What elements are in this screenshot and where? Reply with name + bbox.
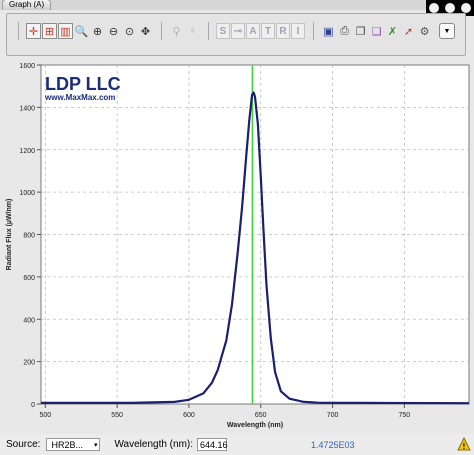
zoom-fit-button[interactable]: ⊙ bbox=[122, 23, 137, 39]
zoom-out-button[interactable]: ⊖ bbox=[106, 23, 121, 39]
y-tick-label: 600 bbox=[23, 275, 35, 282]
grid-icon: ⊞ bbox=[44, 25, 55, 38]
plot-background bbox=[40, 64, 470, 405]
letter-button[interactable]: I bbox=[291, 23, 305, 39]
grid-button[interactable]: ⊞ bbox=[42, 23, 57, 39]
y-tick-label: 1600 bbox=[19, 63, 35, 70]
export-button[interactable]: ➚ bbox=[401, 23, 416, 39]
zoom-fit-icon: ⊙ bbox=[124, 25, 135, 38]
print-icon: ⎙ bbox=[340, 24, 349, 37]
wavelength-label: Wavelength (nm): bbox=[114, 439, 194, 450]
letter-button[interactable]: T bbox=[261, 23, 275, 39]
x-tick-label: 750 bbox=[399, 412, 411, 419]
x-tick-label: 550 bbox=[111, 412, 123, 419]
export-icon: ➚ bbox=[403, 25, 414, 38]
zoom-box-button[interactable]: 🔍 bbox=[74, 23, 89, 39]
save-icon: ▣ bbox=[323, 25, 334, 38]
logo-title: LDP LLC bbox=[45, 74, 121, 94]
y-tick-label: 800 bbox=[23, 233, 35, 240]
source-select[interactable]: HR2B... ▾ bbox=[46, 438, 101, 451]
zoom-in-icon: ⊕ bbox=[92, 25, 103, 38]
copy-data-icon: ❏ bbox=[371, 25, 382, 38]
tab-bar: Graph (A) bbox=[0, 0, 474, 10]
spectrum-chart[interactable]: 500 550 600 650 700 750 0 200 400 600 800 1000 1200 1… bbox=[0, 57, 474, 429]
x-tick-label: 700 bbox=[327, 412, 339, 419]
control-dot-icon[interactable] bbox=[429, 3, 439, 13]
zoom-box-icon: 🔍 bbox=[74, 25, 89, 38]
toolbar-separator bbox=[18, 22, 19, 40]
settings-button[interactable]: ⚙ bbox=[417, 23, 432, 39]
pan-button[interactable]: ✥ bbox=[138, 23, 153, 39]
wavelength-input[interactable]: 644.16 bbox=[197, 438, 228, 451]
copy-icon: ❐ bbox=[355, 25, 366, 38]
svg-text:!: ! bbox=[463, 442, 466, 451]
letter-button[interactable]: S bbox=[216, 23, 230, 39]
letter-button[interactable]: R bbox=[276, 23, 290, 39]
battery-button[interactable]: ▥ bbox=[58, 23, 73, 39]
copy-data-button[interactable]: ❏ bbox=[369, 23, 384, 39]
y-tick-label: 400 bbox=[23, 317, 35, 324]
crosshair-button[interactable]: ✛ bbox=[26, 23, 41, 39]
source-value: HR2B... bbox=[51, 440, 83, 450]
control-dot-icon[interactable] bbox=[461, 3, 471, 13]
copy-button[interactable]: ❐ bbox=[353, 23, 368, 39]
x-tick-label: 650 bbox=[255, 412, 267, 419]
logo-url: www.MaxMax.com bbox=[44, 93, 115, 102]
chevron-down-icon: ▼ bbox=[443, 27, 451, 35]
y-tick-label: 200 bbox=[23, 360, 35, 367]
pin-icon: ⚲ bbox=[172, 25, 181, 38]
pin-button[interactable]: ⚲ bbox=[169, 23, 184, 39]
print-button[interactable]: ⎙ bbox=[337, 23, 352, 39]
y-tick-label: 0 bbox=[31, 402, 35, 409]
chevron-down-icon: ▾ bbox=[93, 442, 98, 449]
overlay-button[interactable]: ✗ bbox=[385, 23, 400, 39]
zoom-out-icon: ⊖ bbox=[108, 25, 119, 38]
letter-button[interactable]: ⊸ bbox=[231, 23, 245, 39]
status-bar: Source: HR2B... ▾ Wavelength (nm): 644.1… bbox=[0, 434, 474, 455]
toolbar-separator bbox=[161, 22, 162, 40]
value-readout: 1.4725E03 bbox=[311, 439, 355, 450]
x-axis-label: Wavelength (nm) bbox=[227, 422, 283, 429]
zoom-in-button[interactable]: ⊕ bbox=[90, 23, 105, 39]
battery-icon: ▥ bbox=[60, 25, 71, 38]
y-tick-label: 1400 bbox=[19, 105, 35, 112]
tab-graph-a[interactable]: Graph (A) bbox=[2, 0, 52, 10]
overlay-icon: ✗ bbox=[387, 25, 398, 38]
x-tick-label: 600 bbox=[183, 412, 195, 419]
save-button[interactable]: ▣ bbox=[321, 23, 336, 39]
letter-button[interactable]: A bbox=[246, 23, 260, 39]
y-tick-label: 1000 bbox=[19, 190, 35, 197]
crosshair-icon: ✛ bbox=[28, 25, 39, 38]
bulb-icon: ♀ bbox=[188, 25, 197, 37]
settings-icon: ⚙ bbox=[419, 25, 430, 38]
x-tick-label: 500 bbox=[39, 412, 51, 419]
toolbar-separator bbox=[313, 22, 314, 40]
warning-icon[interactable]: ! bbox=[457, 437, 471, 451]
y-tick-label: 1200 bbox=[19, 148, 35, 155]
source-label: Source: bbox=[6, 439, 41, 450]
toolbar-menu-button[interactable]: ▼ bbox=[439, 23, 455, 39]
control-dot-icon[interactable] bbox=[445, 3, 455, 13]
toolbar-panel: ✛ ⊞ ▥ 🔍 ⊕ ⊖ ⊙ ✥ ⚲ ♀ S ⊸ A T R I ▣ ⎙ ❐ ❏ ✗ ➚ ⚙ ▼ bbox=[6, 13, 466, 56]
chart-panel[interactable]: 500 550 600 650 700 750 0 200 400 600 800 1000 1200 1… bbox=[0, 57, 474, 429]
toolbar-separator bbox=[208, 22, 209, 40]
pan-icon: ✥ bbox=[140, 25, 151, 38]
toolbar: ✛ ⊞ ▥ 🔍 ⊕ ⊖ ⊙ ✥ ⚲ ♀ S ⊸ A T R I ▣ ⎙ ❐ ❏ ✗ ➚ ⚙ ▼ bbox=[11, 20, 459, 42]
y-axis-label: Radiant Flux (µW/nm) bbox=[6, 199, 13, 271]
bulb-button[interactable]: ♀ bbox=[185, 23, 200, 39]
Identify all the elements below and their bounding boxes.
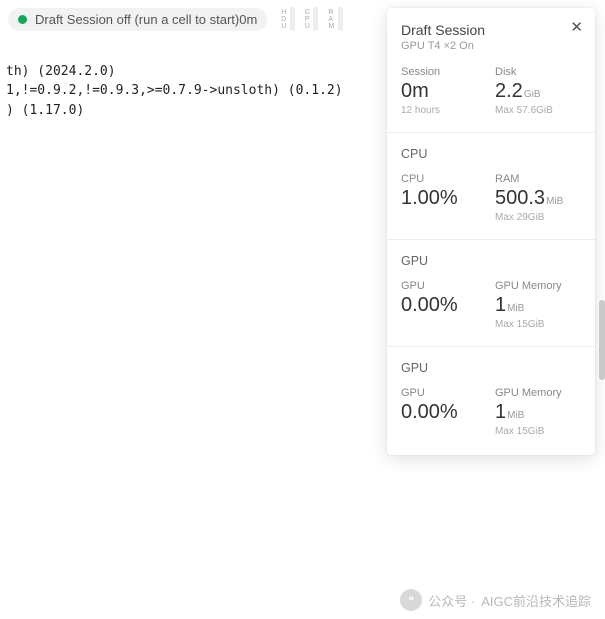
metric-unit: MiB bbox=[507, 303, 524, 314]
metric-label: RAM bbox=[495, 173, 581, 185]
session-section: Session 0m 12 hours Disk 2.2 GiB Max 57.… bbox=[387, 62, 595, 132]
metric-value: 0.00% bbox=[401, 401, 458, 424]
scrollbar-thumb[interactable] bbox=[599, 300, 605, 380]
metric-ram: RAM 500.3 MiB Max 29GiB bbox=[495, 173, 581, 223]
metric-label: Session bbox=[401, 66, 487, 78]
wechat-icon: ❝ bbox=[400, 589, 422, 611]
metric-value: 2.2 bbox=[495, 80, 523, 103]
metric-sub: 12 hours bbox=[401, 105, 487, 116]
metric-label: GPU Memory bbox=[495, 387, 581, 399]
gpu-section-1: GPU GPU 0.00% GPU Memory 1 MiB Max 15GiB bbox=[387, 239, 595, 346]
metric-sub: Max 15GiB bbox=[495, 426, 581, 437]
panel-subtitle: GPU T4 ×2 On bbox=[401, 40, 581, 52]
watermark-prefix: 公众号 · bbox=[428, 591, 475, 610]
metric-unit: GiB bbox=[524, 89, 541, 100]
metric-value: 1.00% bbox=[401, 187, 458, 210]
metric-label: GPU Memory bbox=[495, 280, 581, 292]
mini-meters: HDU CPU RAM bbox=[281, 7, 342, 31]
metric-unit: MiB bbox=[546, 196, 563, 207]
mini-bar-icon bbox=[290, 7, 295, 31]
section-title: GPU bbox=[401, 254, 581, 268]
metric-sub: Max 29GiB bbox=[495, 212, 581, 223]
metric-gpu-util: GPU 0.00% bbox=[401, 280, 487, 330]
session-status-pill[interactable]: Draft Session off (run a cell to start)0… bbox=[8, 8, 267, 31]
mini-meter-hdu[interactable]: HDU bbox=[281, 7, 295, 31]
metric-value: 1 bbox=[495, 294, 506, 317]
metric-session: Session 0m 12 hours bbox=[401, 66, 487, 116]
metric-label: Disk bbox=[495, 66, 581, 78]
panel-header: Draft Session GPU T4 ×2 On ✕ bbox=[387, 8, 595, 62]
metric-value: 0.00% bbox=[401, 294, 458, 317]
resource-panel: Draft Session GPU T4 ×2 On ✕ Session 0m … bbox=[387, 8, 595, 455]
gpu-section-2: GPU GPU 0.00% GPU Memory 1 MiB Max 15GiB bbox=[387, 346, 595, 453]
metric-label: GPU bbox=[401, 280, 487, 292]
mini-meter-label: CPU bbox=[305, 9, 311, 30]
status-dot-icon bbox=[18, 15, 27, 24]
watermark: ❝ 公众号 · AIGC前沿技术追踪 bbox=[400, 589, 591, 611]
metric-value: 500.3 bbox=[495, 187, 545, 210]
section-title: GPU bbox=[401, 361, 581, 375]
section-title: CPU bbox=[401, 147, 581, 161]
watermark-text: AIGC前沿技术追踪 bbox=[481, 591, 591, 610]
session-status-text: Draft Session off (run a cell to start)0… bbox=[35, 12, 257, 27]
output-line: 1,!=0.9.2,!=0.9.3,>=0.7.9->unsloth) (0.1… bbox=[6, 83, 343, 98]
cpu-section: CPU CPU 1.00% RAM 500.3 MiB Max 29GiB bbox=[387, 132, 595, 239]
metric-label: CPU bbox=[401, 173, 487, 185]
metric-gpu-mem: GPU Memory 1 MiB Max 15GiB bbox=[495, 387, 581, 437]
metric-disk: Disk 2.2 GiB Max 57.6GiB bbox=[495, 66, 581, 116]
mini-meter-label: HDU bbox=[281, 9, 287, 30]
metric-gpu-util: GPU 0.00% bbox=[401, 387, 487, 437]
metric-value: 1 bbox=[495, 401, 506, 424]
mini-meter-label: RAM bbox=[328, 9, 334, 30]
metric-cpu: CPU 1.00% bbox=[401, 173, 487, 223]
close-icon[interactable]: ✕ bbox=[570, 20, 583, 35]
mini-meter-cpu[interactable]: CPU bbox=[305, 7, 319, 31]
metric-value: 0m bbox=[401, 80, 429, 103]
panel-title: Draft Session bbox=[401, 22, 581, 38]
metric-sub: Max 57.6GiB bbox=[495, 105, 581, 116]
mini-bar-icon bbox=[338, 7, 343, 31]
metric-label: GPU bbox=[401, 387, 487, 399]
output-line: th) (2024.2.0) bbox=[6, 64, 116, 79]
metric-unit: MiB bbox=[507, 410, 524, 421]
metric-gpu-mem: GPU Memory 1 MiB Max 15GiB bbox=[495, 280, 581, 330]
metric-sub: Max 15GiB bbox=[495, 319, 581, 330]
mini-meter-ram[interactable]: RAM bbox=[328, 7, 342, 31]
mini-bar-icon bbox=[313, 7, 318, 31]
output-line: ) (1.17.0) bbox=[6, 103, 84, 118]
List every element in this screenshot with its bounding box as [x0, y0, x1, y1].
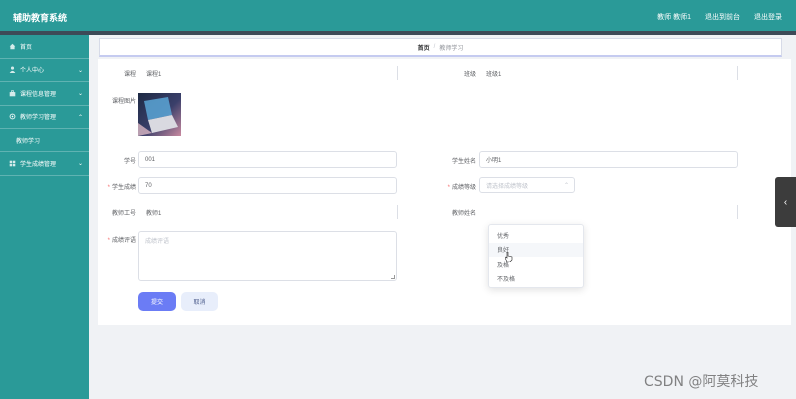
evaluation-label: * 成绩评语	[107, 238, 136, 244]
app-title: 辅助教育系统	[13, 13, 68, 23]
grade-level-dropdown: 优秀 良好 及格 不及格	[488, 224, 584, 288]
watermark: CSDN @阿莫科技	[644, 374, 759, 390]
grade-option[interactable]: 优秀	[489, 228, 583, 243]
score-input[interactable]: 70	[138, 177, 397, 194]
sidebar-item-home[interactable]: 首页	[0, 35, 89, 59]
teacher-no-value: 教师1	[146, 211, 162, 217]
collapse-tab[interactable]: ‹	[775, 177, 796, 227]
main-content: 首页 / 教师学习 课程 课程1 班级 班级1 课程图片 学号 001 学生姓名…	[89, 35, 796, 399]
edit-form: 课程 课程1 班级 班级1 课程图片 学号 001 学生姓名 小明1 * 学生成…	[98, 59, 791, 325]
breadcrumb-home[interactable]: 首页	[418, 43, 430, 52]
class-label: 班级	[463, 72, 476, 78]
evaluation-placeholder: 成绩评语	[145, 239, 170, 245]
chevron-down-icon: ⌄	[77, 161, 83, 167]
grade-option[interactable]: 不及格	[489, 272, 583, 287]
sidebar: 首页 个人中心 ⌄ 课程信息管理 ⌄ 教师学习管理 ⌃ 教师学习 学生成绩管理 …	[0, 35, 89, 399]
sidebar-item-student-scores[interactable]: 学生成绩管理 ⌄	[0, 152, 89, 176]
field-divider	[397, 205, 398, 219]
sidebar-item-teacher-study[interactable]: 教师学习管理 ⌃	[0, 106, 89, 129]
sidebar-subitem-teacher-study[interactable]: 教师学习	[0, 129, 89, 152]
class-value: 班级1	[486, 72, 502, 78]
sidebar-item-label: 教师学习管理	[20, 115, 57, 122]
breadcrumb-separator: /	[433, 44, 436, 50]
course-image	[138, 93, 181, 136]
field-divider	[737, 66, 738, 80]
student-no-input[interactable]: 001	[138, 151, 397, 168]
teacher-name-label: 教师姓名	[451, 211, 476, 217]
grade-option[interactable]: 及格	[489, 257, 583, 272]
sidebar-item-profile[interactable]: 个人中心 ⌄	[0, 59, 89, 82]
cancel-button[interactable]: 取消	[181, 292, 218, 311]
student-name-label: 学生姓名	[451, 159, 476, 165]
sidebar-item-label: 学生成绩管理	[20, 161, 57, 168]
sidebar-item-label: 课程信息管理	[20, 91, 57, 98]
chevron-up-icon: ⌃	[563, 183, 569, 189]
course-value: 课程1	[146, 72, 162, 78]
breadcrumb-current: 教师学习	[439, 45, 464, 52]
grade-level-label: * 成绩等级	[447, 185, 476, 191]
logout-link[interactable]: 退出登录	[754, 12, 782, 22]
breadcrumb: 首页 / 教师学习	[99, 38, 782, 57]
chevron-down-icon: ⌄	[77, 67, 83, 74]
submit-button[interactable]: 提交	[138, 292, 176, 311]
student-name-input[interactable]: 小明1	[479, 151, 738, 168]
top-links: 教师 教师1 退出到前台 退出登录	[657, 12, 782, 22]
grid-icon	[8, 159, 16, 167]
score-label: * 学生成绩	[107, 185, 136, 191]
student-no-label: 学号	[123, 159, 136, 165]
grade-level-placeholder: 请选择成绩等级	[486, 183, 529, 190]
teacher-no-label: 教师工号	[111, 211, 136, 217]
evaluation-textarea[interactable]: 成绩评语	[138, 231, 397, 281]
resize-handle[interactable]	[391, 275, 395, 279]
chevron-up-icon: ⌃	[77, 114, 83, 121]
sidebar-item-label: 个人中心	[20, 68, 45, 75]
user-icon	[8, 66, 16, 74]
briefcase-icon	[8, 89, 16, 97]
field-divider	[397, 66, 398, 80]
chevron-down-icon: ⌄	[77, 91, 83, 97]
course-image-label: 课程图片	[111, 99, 136, 105]
chevron-left-icon: ‹	[783, 196, 788, 208]
home-icon	[8, 42, 16, 50]
field-divider	[737, 205, 738, 219]
hand-cursor-icon	[504, 251, 513, 263]
grade-level-select[interactable]: 请选择成绩等级 ⌃	[479, 177, 575, 193]
top-header: 辅助教育系统 教师 教师1 退出到前台 退出登录	[0, 0, 796, 31]
grade-option[interactable]: 良好	[489, 242, 583, 257]
sidebar-item-course-info[interactable]: 课程信息管理 ⌄	[0, 82, 89, 106]
sidebar-item-label: 首页	[20, 44, 33, 51]
settings-icon	[8, 113, 16, 121]
exit-to-frontend-link[interactable]: 退出到前台	[705, 12, 740, 22]
current-user-link[interactable]: 教师 教师1	[657, 12, 691, 22]
course-label: 课程	[123, 72, 136, 78]
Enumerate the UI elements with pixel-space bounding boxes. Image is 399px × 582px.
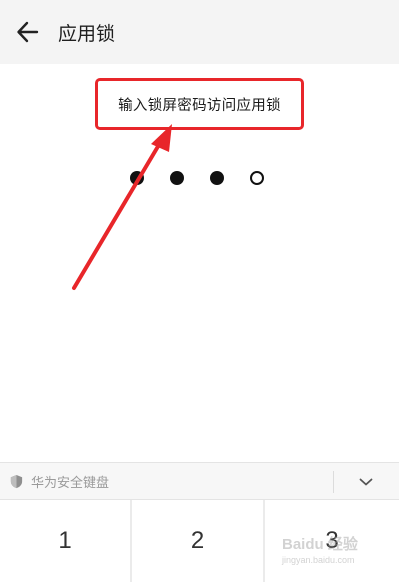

Aim of the exercise —
Render the listing's lines between the one containing "238, 136, 244]" and the one containing "161, 83, 167]", inclusive, as a Markdown table with the columns Row and Line. Number each line in order, and omit any blank lines.

Expected answer —
| Row | Line |
|---|---|
| 1 | evaluation-label: * 成绩评语	[107, 238, 136, 244] |
| 2 | app-title: 辅助教育系统	[13, 13, 68, 23] |
| 3 | grade-level-dropdown: 优秀 良好 及格 不及格	[488, 224, 584, 288] |
| 4 | watermark: CSDN @阿莫科技	[644, 374, 759, 390] |
| 5 | grade-option[interactable]: 优秀	[489, 228, 583, 243] |
| 6 | score-input[interactable]: 70	[138, 177, 397, 194] |
| 7 | sidebar-item-home[interactable]: 首页	[0, 35, 89, 59] |
| 8 | teacher-no-value: 教师1	[146, 211, 162, 217] |
| 9 | collapse-tab[interactable]: ‹	[775, 177, 796, 227] |
| 10 | main-content: 首页 / 教师学习 课程 课程1 班级 班级1 课程图片 学号 001 学生姓名…	[89, 35, 796, 399] |
| 11 | edit-form: 课程 课程1 班级 班级1 课程图片 学号 001 学生姓名 小明1 * 学生成…	[98, 59, 791, 325] |
| 12 | breadcrumb-home[interactable]: 首页	[418, 43, 430, 52] |
| 13 | class-label: 班级	[463, 72, 476, 78] |
| 14 | evaluation-placeholder: 成绩评语	[145, 239, 170, 245] |
| 15 | chevron-down-icon: ⌄	[77, 161, 83, 167] |